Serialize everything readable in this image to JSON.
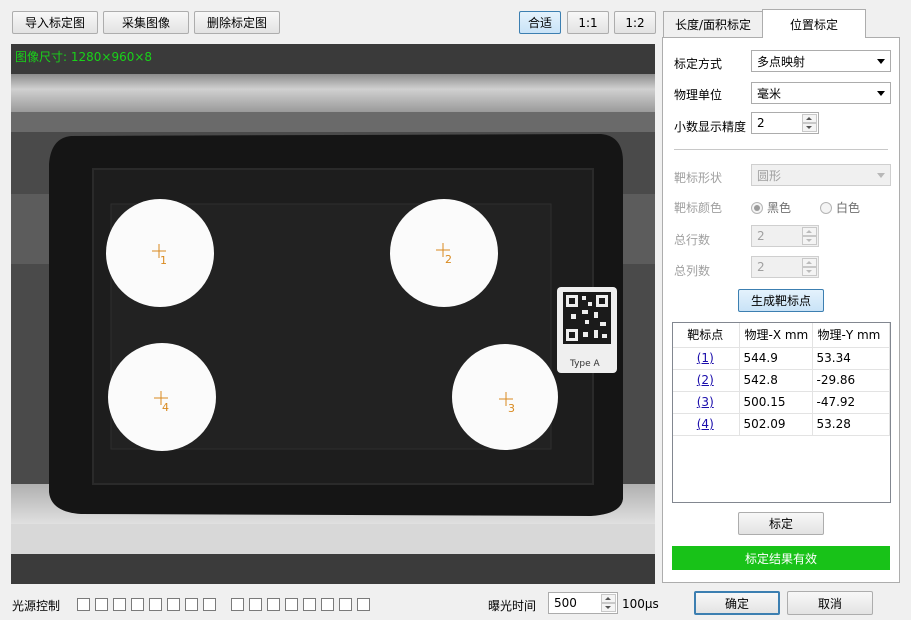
{
  "toolbar": {
    "import_label": "导入标定图",
    "capture_label": "采集图像",
    "delete_label": "删除标定图",
    "fit_label": "合适",
    "zoom_1_1": "1:1",
    "zoom_1_2": "1:2"
  },
  "viewer": {
    "image_size": "图像尺寸: 1280×960×8",
    "markers": [
      {
        "label": "1"
      },
      {
        "label": "2"
      },
      {
        "label": "3"
      },
      {
        "label": "4"
      }
    ],
    "qr_caption": "Type A"
  },
  "tabs": {
    "length_area": "长度/面积标定",
    "position": "位置标定"
  },
  "form": {
    "method_label": "标定方式",
    "method_value": "多点映射",
    "unit_label": "物理单位",
    "unit_value": "毫米",
    "precision_label": "小数显示精度",
    "precision_value": "2",
    "shape_label": "靶标形状",
    "shape_value": "圆形",
    "color_label": "靶标颜色",
    "color_black": "黑色",
    "color_white": "白色",
    "rows_label": "总行数",
    "rows_value": "2",
    "cols_label": "总列数",
    "cols_value": "2",
    "generate_label": "生成靶标点"
  },
  "table": {
    "headers": [
      "靶标点",
      "物理-X mm",
      "物理-Y mm"
    ],
    "rows": [
      {
        "idx": "(1)",
        "x": "544.9",
        "y": "53.34"
      },
      {
        "idx": "(2)",
        "x": "542.8",
        "y": "-29.86"
      },
      {
        "idx": "(3)",
        "x": "500.15",
        "y": "-47.92"
      },
      {
        "idx": "(4)",
        "x": "502.09",
        "y": "53.28"
      }
    ]
  },
  "calibrate_label": "标定",
  "status": {
    "text": "标定结果有效",
    "color": "#18c218"
  },
  "bottom": {
    "light_label": "光源控制",
    "exposure_label": "曝光时间",
    "exposure_value": "500",
    "exposure_unit": "100μs",
    "ok_label": "确定",
    "cancel_label": "取消"
  }
}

+ + + + + + +

**TASK TO CARRY OUT:** Return the full material word for word. Do not include the pictures.

**FULL RESPONSE:**
Serialize everything readable in this image to JSON.
{
  "toolbar": {
    "import_label": "导入标定图",
    "capture_label": "采集图像",
    "delete_label": "删除标定图",
    "fit_label": "合适",
    "zoom_1_1": "1:1",
    "zoom_1_2": "1:2"
  },
  "viewer": {
    "image_size": "图像尺寸: 1280×960×8",
    "markers": [
      {
        "label": "1"
      },
      {
        "label": "2"
      },
      {
        "label": "3"
      },
      {
        "label": "4"
      }
    ],
    "qr_caption": "Type A"
  },
  "tabs": {
    "length_area": "长度/面积标定",
    "position": "位置标定"
  },
  "form": {
    "method_label": "标定方式",
    "method_value": "多点映射",
    "unit_label": "物理单位",
    "unit_value": "毫米",
    "precision_label": "小数显示精度",
    "precision_value": "2",
    "shape_label": "靶标形状",
    "shape_value": "圆形",
    "color_label": "靶标颜色",
    "color_black": "黑色",
    "color_white": "白色",
    "rows_label": "总行数",
    "rows_value": "2",
    "cols_label": "总列数",
    "cols_value": "2",
    "generate_label": "生成靶标点"
  },
  "table": {
    "headers": [
      "靶标点",
      "物理-X mm",
      "物理-Y mm"
    ],
    "rows": [
      {
        "idx": "(1)",
        "x": "544.9",
        "y": "53.34"
      },
      {
        "idx": "(2)",
        "x": "542.8",
        "y": "-29.86"
      },
      {
        "idx": "(3)",
        "x": "500.15",
        "y": "-47.92"
      },
      {
        "idx": "(4)",
        "x": "502.09",
        "y": "53.28"
      }
    ]
  },
  "calibrate_label": "标定",
  "status": {
    "text": "标定结果有效",
    "color": "#18c218"
  },
  "bottom": {
    "light_label": "光源控制",
    "exposure_label": "曝光时间",
    "exposure_value": "500",
    "exposure_unit": "100μs",
    "ok_label": "确定",
    "cancel_label": "取消"
  }
}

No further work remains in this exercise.